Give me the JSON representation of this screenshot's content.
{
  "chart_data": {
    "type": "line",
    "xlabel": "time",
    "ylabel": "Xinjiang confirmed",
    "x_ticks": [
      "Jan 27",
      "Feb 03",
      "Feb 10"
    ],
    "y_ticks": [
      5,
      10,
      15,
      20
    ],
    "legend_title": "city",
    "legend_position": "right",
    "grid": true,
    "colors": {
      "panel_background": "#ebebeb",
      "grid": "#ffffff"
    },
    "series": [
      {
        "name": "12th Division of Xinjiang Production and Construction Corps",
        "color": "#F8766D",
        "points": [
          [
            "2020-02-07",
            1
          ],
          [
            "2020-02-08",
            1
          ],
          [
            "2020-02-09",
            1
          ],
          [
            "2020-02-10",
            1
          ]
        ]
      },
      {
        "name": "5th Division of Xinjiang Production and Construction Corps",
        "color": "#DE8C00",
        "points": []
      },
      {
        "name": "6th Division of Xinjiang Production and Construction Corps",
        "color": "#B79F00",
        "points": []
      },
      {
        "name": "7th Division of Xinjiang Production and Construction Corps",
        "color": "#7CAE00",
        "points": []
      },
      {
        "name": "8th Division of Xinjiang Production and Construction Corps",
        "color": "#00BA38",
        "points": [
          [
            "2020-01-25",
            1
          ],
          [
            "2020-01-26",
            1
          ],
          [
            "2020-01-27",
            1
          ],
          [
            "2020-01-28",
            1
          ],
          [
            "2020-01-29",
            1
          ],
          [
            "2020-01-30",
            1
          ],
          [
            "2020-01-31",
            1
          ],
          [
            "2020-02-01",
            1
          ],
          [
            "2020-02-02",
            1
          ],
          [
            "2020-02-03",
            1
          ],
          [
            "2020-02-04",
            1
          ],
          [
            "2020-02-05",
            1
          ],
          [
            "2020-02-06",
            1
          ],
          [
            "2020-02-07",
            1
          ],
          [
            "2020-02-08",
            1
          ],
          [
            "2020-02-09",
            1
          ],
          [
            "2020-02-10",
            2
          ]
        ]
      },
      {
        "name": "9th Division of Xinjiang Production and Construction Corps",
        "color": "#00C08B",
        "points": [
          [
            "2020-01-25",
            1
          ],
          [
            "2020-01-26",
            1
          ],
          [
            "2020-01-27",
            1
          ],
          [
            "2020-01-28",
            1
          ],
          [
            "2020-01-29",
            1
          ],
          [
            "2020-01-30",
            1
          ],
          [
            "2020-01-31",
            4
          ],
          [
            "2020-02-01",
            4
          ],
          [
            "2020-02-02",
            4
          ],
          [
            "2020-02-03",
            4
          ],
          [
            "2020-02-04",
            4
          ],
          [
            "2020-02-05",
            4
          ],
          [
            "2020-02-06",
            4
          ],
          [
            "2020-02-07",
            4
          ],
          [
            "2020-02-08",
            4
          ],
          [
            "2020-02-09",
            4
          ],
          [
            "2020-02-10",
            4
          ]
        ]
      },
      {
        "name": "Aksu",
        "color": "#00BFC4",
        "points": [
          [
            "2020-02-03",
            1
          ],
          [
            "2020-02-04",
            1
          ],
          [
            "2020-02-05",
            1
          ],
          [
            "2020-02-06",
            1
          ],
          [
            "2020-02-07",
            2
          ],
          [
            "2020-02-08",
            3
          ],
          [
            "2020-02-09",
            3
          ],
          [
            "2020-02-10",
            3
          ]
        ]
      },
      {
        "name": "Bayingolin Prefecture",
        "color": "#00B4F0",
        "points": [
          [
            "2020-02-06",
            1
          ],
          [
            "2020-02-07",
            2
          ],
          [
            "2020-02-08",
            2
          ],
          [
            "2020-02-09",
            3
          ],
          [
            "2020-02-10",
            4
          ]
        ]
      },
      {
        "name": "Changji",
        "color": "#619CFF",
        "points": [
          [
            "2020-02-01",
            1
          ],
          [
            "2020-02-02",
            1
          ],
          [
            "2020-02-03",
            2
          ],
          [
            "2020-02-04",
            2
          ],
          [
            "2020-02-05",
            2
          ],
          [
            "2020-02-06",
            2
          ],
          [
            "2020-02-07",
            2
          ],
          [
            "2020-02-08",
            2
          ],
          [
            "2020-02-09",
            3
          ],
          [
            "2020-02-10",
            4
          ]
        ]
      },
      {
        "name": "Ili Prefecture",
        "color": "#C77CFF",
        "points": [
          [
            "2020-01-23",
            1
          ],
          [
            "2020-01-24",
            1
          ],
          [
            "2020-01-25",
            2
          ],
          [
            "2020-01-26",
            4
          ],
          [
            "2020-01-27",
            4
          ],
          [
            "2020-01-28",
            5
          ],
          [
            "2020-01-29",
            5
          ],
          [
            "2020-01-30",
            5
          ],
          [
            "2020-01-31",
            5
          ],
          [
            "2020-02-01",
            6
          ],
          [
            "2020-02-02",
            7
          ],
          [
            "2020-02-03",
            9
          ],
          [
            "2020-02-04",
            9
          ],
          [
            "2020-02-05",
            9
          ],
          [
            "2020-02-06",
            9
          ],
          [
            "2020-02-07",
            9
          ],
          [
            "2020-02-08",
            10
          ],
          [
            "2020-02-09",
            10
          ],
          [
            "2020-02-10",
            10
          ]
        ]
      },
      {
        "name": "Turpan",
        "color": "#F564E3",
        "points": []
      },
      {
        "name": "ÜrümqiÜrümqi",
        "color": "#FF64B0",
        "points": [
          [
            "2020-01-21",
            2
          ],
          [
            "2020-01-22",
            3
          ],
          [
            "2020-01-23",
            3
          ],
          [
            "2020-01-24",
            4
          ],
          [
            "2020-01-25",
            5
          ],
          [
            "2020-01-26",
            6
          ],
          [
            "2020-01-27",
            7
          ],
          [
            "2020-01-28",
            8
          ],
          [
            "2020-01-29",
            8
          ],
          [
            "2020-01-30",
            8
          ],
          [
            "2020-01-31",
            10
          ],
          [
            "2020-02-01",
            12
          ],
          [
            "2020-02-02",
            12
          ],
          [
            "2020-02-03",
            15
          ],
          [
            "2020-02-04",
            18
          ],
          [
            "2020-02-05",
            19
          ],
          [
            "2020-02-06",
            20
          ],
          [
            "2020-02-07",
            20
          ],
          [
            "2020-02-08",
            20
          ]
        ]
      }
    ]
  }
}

#### Instructions for the task
Reproduce every record, matching each line exactly.

#### Completed task
Give me the JSON representation of this screenshot's content.
{
  "chart_data": {
    "type": "line",
    "xlabel": "time",
    "ylabel": "Xinjiang confirmed",
    "x_ticks": [
      "Jan 27",
      "Feb 03",
      "Feb 10"
    ],
    "y_ticks": [
      5,
      10,
      15,
      20
    ],
    "legend_title": "city",
    "legend_position": "right",
    "grid": true,
    "colors": {
      "panel_background": "#ebebeb",
      "grid": "#ffffff"
    },
    "series": [
      {
        "name": "12th Division of Xinjiang Production and Construction Corps",
        "color": "#F8766D",
        "points": [
          [
            "2020-02-07",
            1
          ],
          [
            "2020-02-08",
            1
          ],
          [
            "2020-02-09",
            1
          ],
          [
            "2020-02-10",
            1
          ]
        ]
      },
      {
        "name": "5th Division of Xinjiang Production and Construction Corps",
        "color": "#DE8C00",
        "points": []
      },
      {
        "name": "6th Division of Xinjiang Production and Construction Corps",
        "color": "#B79F00",
        "points": []
      },
      {
        "name": "7th Division of Xinjiang Production and Construction Corps",
        "color": "#7CAE00",
        "points": []
      },
      {
        "name": "8th Division of Xinjiang Production and Construction Corps",
        "color": "#00BA38",
        "points": [
          [
            "2020-01-25",
            1
          ],
          [
            "2020-01-26",
            1
          ],
          [
            "2020-01-27",
            1
          ],
          [
            "2020-01-28",
            1
          ],
          [
            "2020-01-29",
            1
          ],
          [
            "2020-01-30",
            1
          ],
          [
            "2020-01-31",
            1
          ],
          [
            "2020-02-01",
            1
          ],
          [
            "2020-02-02",
            1
          ],
          [
            "2020-02-03",
            1
          ],
          [
            "2020-02-04",
            1
          ],
          [
            "2020-02-05",
            1
          ],
          [
            "2020-02-06",
            1
          ],
          [
            "2020-02-07",
            1
          ],
          [
            "2020-02-08",
            1
          ],
          [
            "2020-02-09",
            1
          ],
          [
            "2020-02-10",
            2
          ]
        ]
      },
      {
        "name": "9th Division of Xinjiang Production and Construction Corps",
        "color": "#00C08B",
        "points": [
          [
            "2020-01-25",
            1
          ],
          [
            "2020-01-26",
            1
          ],
          [
            "2020-01-27",
            1
          ],
          [
            "2020-01-28",
            1
          ],
          [
            "2020-01-29",
            1
          ],
          [
            "2020-01-30",
            1
          ],
          [
            "2020-01-31",
            4
          ],
          [
            "2020-02-01",
            4
          ],
          [
            "2020-02-02",
            4
          ],
          [
            "2020-02-03",
            4
          ],
          [
            "2020-02-04",
            4
          ],
          [
            "2020-02-05",
            4
          ],
          [
            "2020-02-06",
            4
          ],
          [
            "2020-02-07",
            4
          ],
          [
            "2020-02-08",
            4
          ],
          [
            "2020-02-09",
            4
          ],
          [
            "2020-02-10",
            4
          ]
        ]
      },
      {
        "name": "Aksu",
        "color": "#00BFC4",
        "points": [
          [
            "2020-02-03",
            1
          ],
          [
            "2020-02-04",
            1
          ],
          [
            "2020-02-05",
            1
          ],
          [
            "2020-02-06",
            1
          ],
          [
            "2020-02-07",
            2
          ],
          [
            "2020-02-08",
            3
          ],
          [
            "2020-02-09",
            3
          ],
          [
            "2020-02-10",
            3
          ]
        ]
      },
      {
        "name": "Bayingolin Prefecture",
        "color": "#00B4F0",
        "points": [
          [
            "2020-02-06",
            1
          ],
          [
            "2020-02-07",
            2
          ],
          [
            "2020-02-08",
            2
          ],
          [
            "2020-02-09",
            3
          ],
          [
            "2020-02-10",
            4
          ]
        ]
      },
      {
        "name": "Changji",
        "color": "#619CFF",
        "points": [
          [
            "2020-02-01",
            1
          ],
          [
            "2020-02-02",
            1
          ],
          [
            "2020-02-03",
            2
          ],
          [
            "2020-02-04",
            2
          ],
          [
            "2020-02-05",
            2
          ],
          [
            "2020-02-06",
            2
          ],
          [
            "2020-02-07",
            2
          ],
          [
            "2020-02-08",
            2
          ],
          [
            "2020-02-09",
            3
          ],
          [
            "2020-02-10",
            4
          ]
        ]
      },
      {
        "name": "Ili Prefecture",
        "color": "#C77CFF",
        "points": [
          [
            "2020-01-23",
            1
          ],
          [
            "2020-01-24",
            1
          ],
          [
            "2020-01-25",
            2
          ],
          [
            "2020-01-26",
            4
          ],
          [
            "2020-01-27",
            4
          ],
          [
            "2020-01-28",
            5
          ],
          [
            "2020-01-29",
            5
          ],
          [
            "2020-01-30",
            5
          ],
          [
            "2020-01-31",
            5
          ],
          [
            "2020-02-01",
            6
          ],
          [
            "2020-02-02",
            7
          ],
          [
            "2020-02-03",
            9
          ],
          [
            "2020-02-04",
            9
          ],
          [
            "2020-02-05",
            9
          ],
          [
            "2020-02-06",
            9
          ],
          [
            "2020-02-07",
            9
          ],
          [
            "2020-02-08",
            10
          ],
          [
            "2020-02-09",
            10
          ],
          [
            "2020-02-10",
            10
          ]
        ]
      },
      {
        "name": "Turpan",
        "color": "#F564E3",
        "points": []
      },
      {
        "name": "ÜrümqiÜrümqi",
        "color": "#FF64B0",
        "points": [
          [
            "2020-01-21",
            2
          ],
          [
            "2020-01-22",
            3
          ],
          [
            "2020-01-23",
            3
          ],
          [
            "2020-01-24",
            4
          ],
          [
            "2020-01-25",
            5
          ],
          [
            "2020-01-26",
            6
          ],
          [
            "2020-01-27",
            7
          ],
          [
            "2020-01-28",
            8
          ],
          [
            "2020-01-29",
            8
          ],
          [
            "2020-01-30",
            8
          ],
          [
            "2020-01-31",
            10
          ],
          [
            "2020-02-01",
            12
          ],
          [
            "2020-02-02",
            12
          ],
          [
            "2020-02-03",
            15
          ],
          [
            "2020-02-04",
            18
          ],
          [
            "2020-02-05",
            19
          ],
          [
            "2020-02-06",
            20
          ],
          [
            "2020-02-07",
            20
          ],
          [
            "2020-02-08",
            20
          ]
        ]
      }
    ]
  }
}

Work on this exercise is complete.